• Description of the task: Copy out every line that contains "gamma".

Dataset rows:
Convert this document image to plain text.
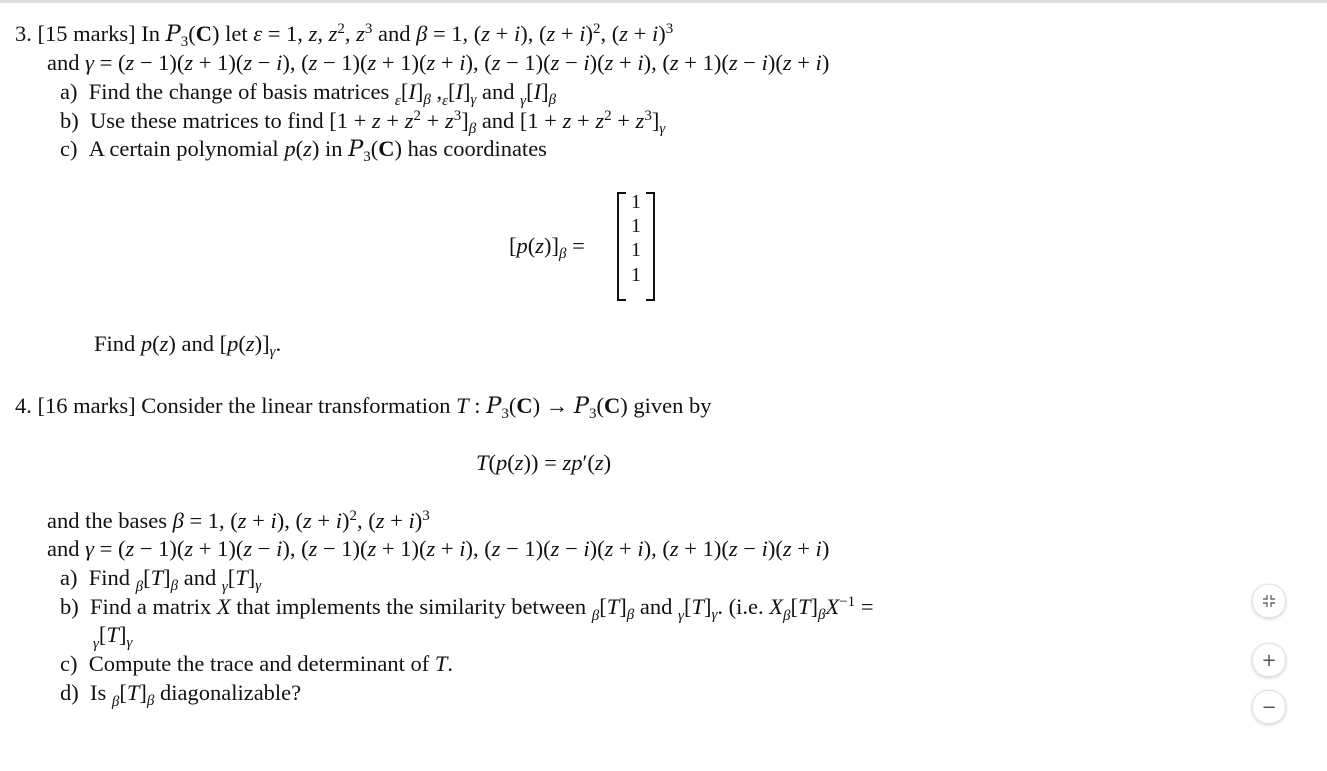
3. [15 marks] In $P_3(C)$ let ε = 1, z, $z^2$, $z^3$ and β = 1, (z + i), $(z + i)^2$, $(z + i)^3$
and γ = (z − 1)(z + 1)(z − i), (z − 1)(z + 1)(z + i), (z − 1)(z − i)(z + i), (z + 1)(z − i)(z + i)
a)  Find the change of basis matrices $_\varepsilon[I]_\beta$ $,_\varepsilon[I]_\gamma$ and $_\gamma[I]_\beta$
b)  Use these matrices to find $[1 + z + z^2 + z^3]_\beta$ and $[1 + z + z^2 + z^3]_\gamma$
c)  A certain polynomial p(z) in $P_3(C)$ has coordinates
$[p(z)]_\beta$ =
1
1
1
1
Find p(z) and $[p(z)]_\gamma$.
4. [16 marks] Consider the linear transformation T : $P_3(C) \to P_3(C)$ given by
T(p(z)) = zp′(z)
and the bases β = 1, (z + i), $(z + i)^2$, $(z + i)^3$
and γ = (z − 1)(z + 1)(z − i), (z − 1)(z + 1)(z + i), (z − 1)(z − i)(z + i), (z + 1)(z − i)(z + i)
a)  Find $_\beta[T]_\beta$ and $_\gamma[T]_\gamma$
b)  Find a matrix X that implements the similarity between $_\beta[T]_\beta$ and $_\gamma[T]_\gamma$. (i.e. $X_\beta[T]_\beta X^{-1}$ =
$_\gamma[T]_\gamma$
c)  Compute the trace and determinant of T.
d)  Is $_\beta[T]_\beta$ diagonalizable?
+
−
---
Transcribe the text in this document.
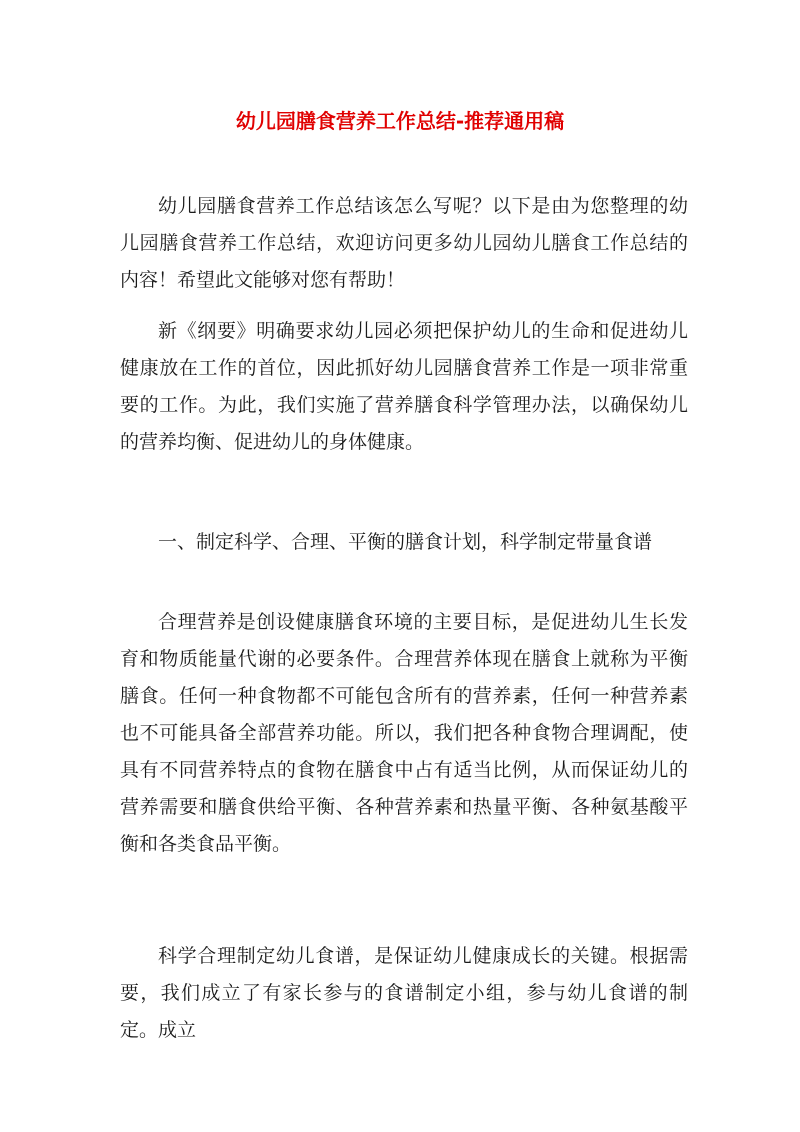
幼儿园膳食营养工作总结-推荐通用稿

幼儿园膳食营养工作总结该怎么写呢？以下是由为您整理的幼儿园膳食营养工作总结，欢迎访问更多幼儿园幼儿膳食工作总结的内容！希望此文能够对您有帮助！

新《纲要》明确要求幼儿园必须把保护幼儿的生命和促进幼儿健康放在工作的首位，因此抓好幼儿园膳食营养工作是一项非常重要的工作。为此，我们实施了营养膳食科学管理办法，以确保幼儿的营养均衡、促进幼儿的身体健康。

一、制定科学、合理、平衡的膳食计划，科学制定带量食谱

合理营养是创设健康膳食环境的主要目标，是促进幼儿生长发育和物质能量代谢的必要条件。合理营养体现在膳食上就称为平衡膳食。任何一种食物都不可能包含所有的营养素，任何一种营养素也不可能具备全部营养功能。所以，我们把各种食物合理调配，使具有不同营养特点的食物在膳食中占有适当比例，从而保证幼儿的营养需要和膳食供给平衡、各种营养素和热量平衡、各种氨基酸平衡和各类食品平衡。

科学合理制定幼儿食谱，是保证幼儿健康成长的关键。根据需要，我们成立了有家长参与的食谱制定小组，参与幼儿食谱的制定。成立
--
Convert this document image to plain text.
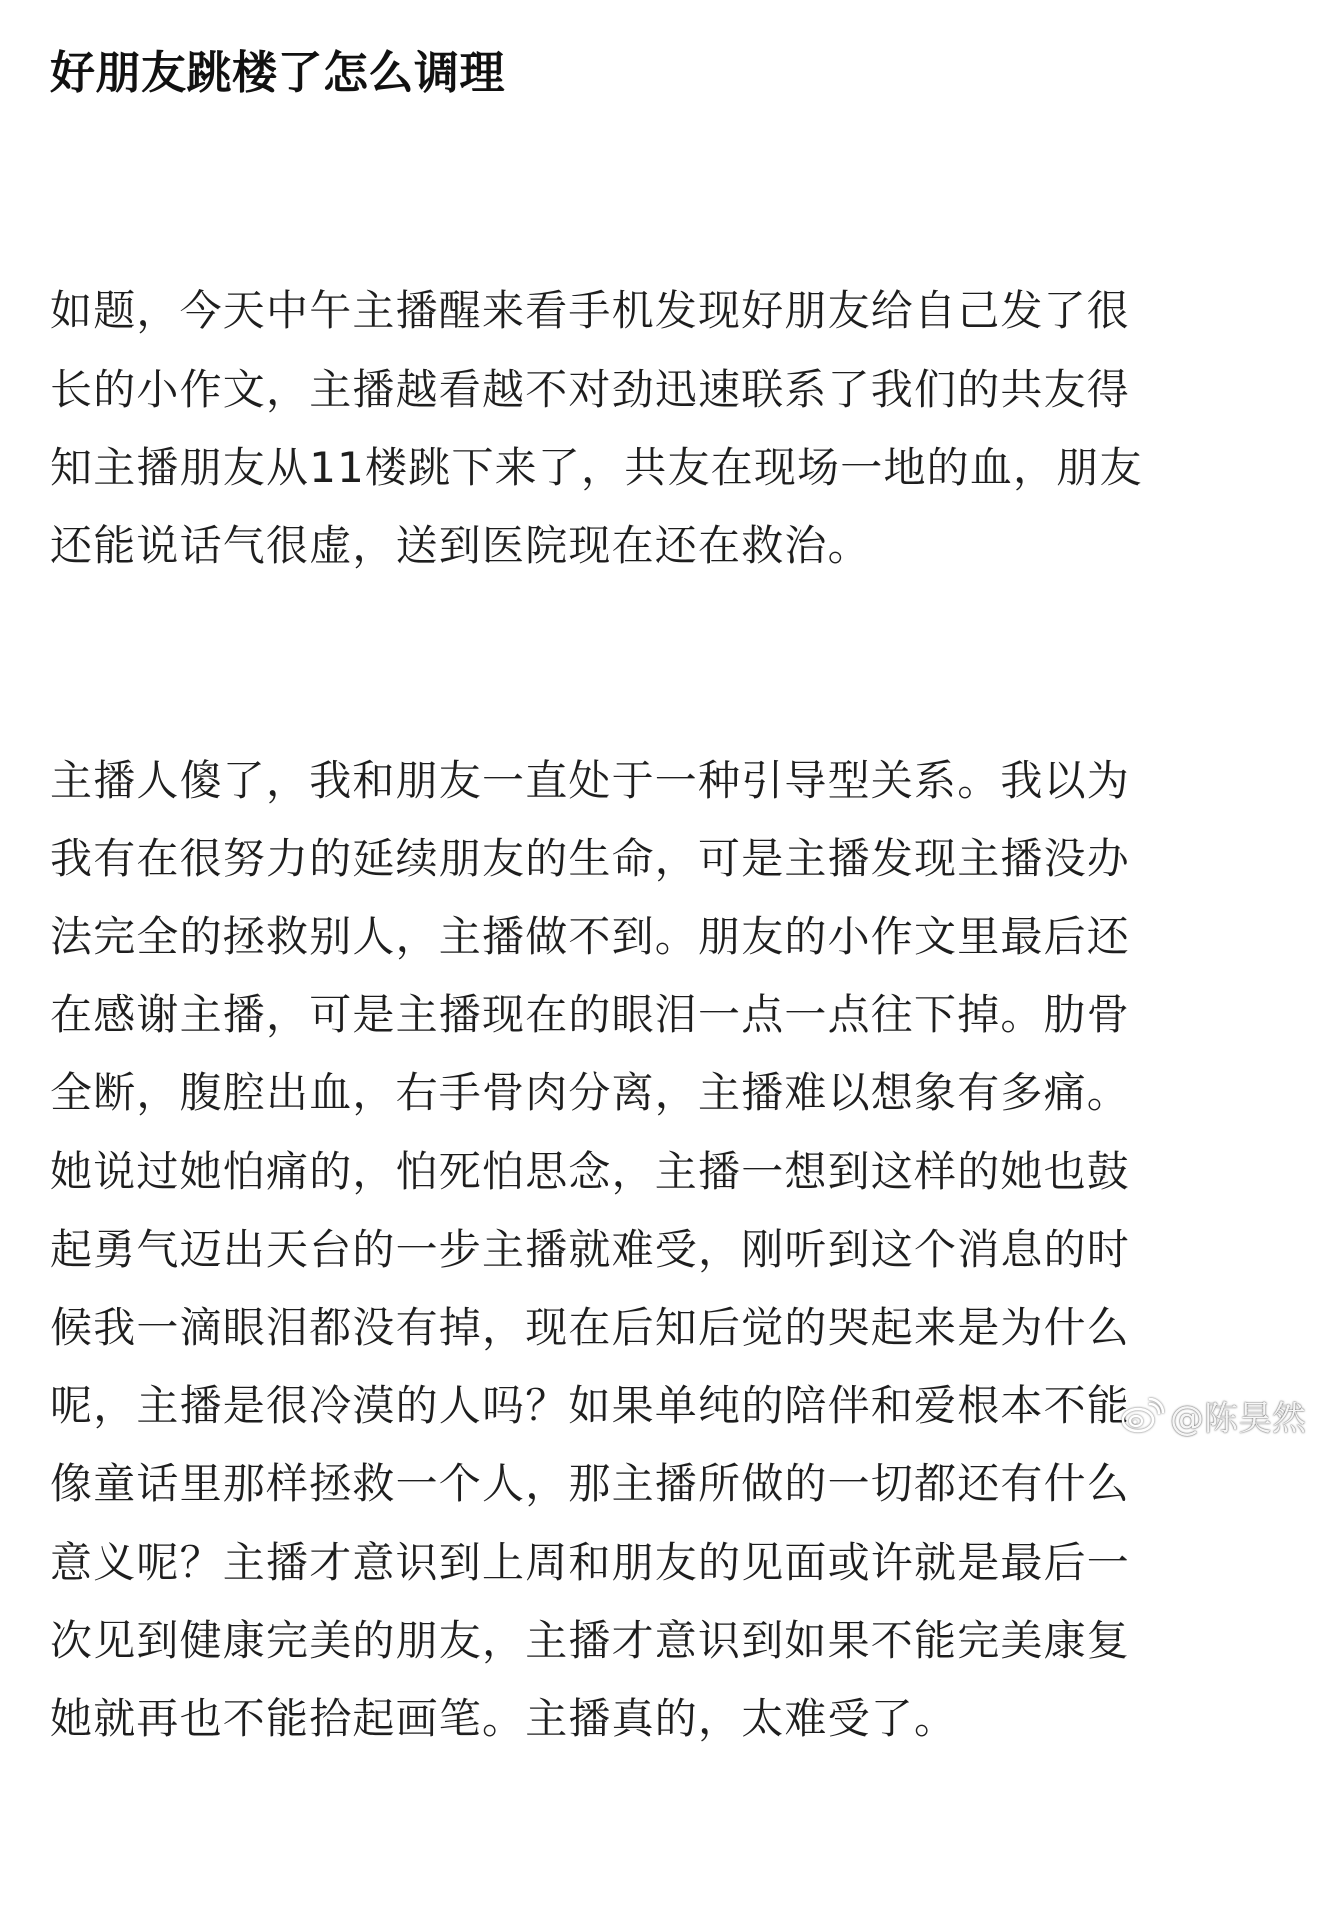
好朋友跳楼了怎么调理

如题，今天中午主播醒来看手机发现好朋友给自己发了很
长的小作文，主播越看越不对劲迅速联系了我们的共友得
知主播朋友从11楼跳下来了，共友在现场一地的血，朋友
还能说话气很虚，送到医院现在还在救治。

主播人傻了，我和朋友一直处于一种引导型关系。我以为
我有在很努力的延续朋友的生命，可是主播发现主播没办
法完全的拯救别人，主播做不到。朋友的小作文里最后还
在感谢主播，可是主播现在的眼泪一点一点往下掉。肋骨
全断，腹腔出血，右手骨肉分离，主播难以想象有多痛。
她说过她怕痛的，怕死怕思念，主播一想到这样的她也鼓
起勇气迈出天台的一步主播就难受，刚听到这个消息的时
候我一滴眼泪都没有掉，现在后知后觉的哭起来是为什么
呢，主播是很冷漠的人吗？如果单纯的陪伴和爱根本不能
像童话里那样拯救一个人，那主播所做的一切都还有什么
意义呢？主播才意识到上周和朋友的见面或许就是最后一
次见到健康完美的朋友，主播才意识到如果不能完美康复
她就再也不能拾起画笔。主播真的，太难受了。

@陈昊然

• Solved problem:
a)  Find the change of basis matrices $_\varepsilon[I]_\beta$ $,_\varepsilon[I]_\gamma$ and $_\gamma[I]_\beta$
b)  Use these matrices to find $[1 + z + z^2 + z^3]_\beta$ and $[1 + z + z^2 + z^3]_\gamma$
Find p(z) and $[p(z)]_\gamma$.
a)  Find $_\beta[T]_\beta$ and $_\gamma[T]_\gamma$
b)  Find a matrix X that implements the similarity between $_\beta[T]_\beta$ and $_\gamma[T]_\gamma$. (i.e. $X_\beta[T]_\beta X^{-1}$ =
$_\gamma[T]_\gamma$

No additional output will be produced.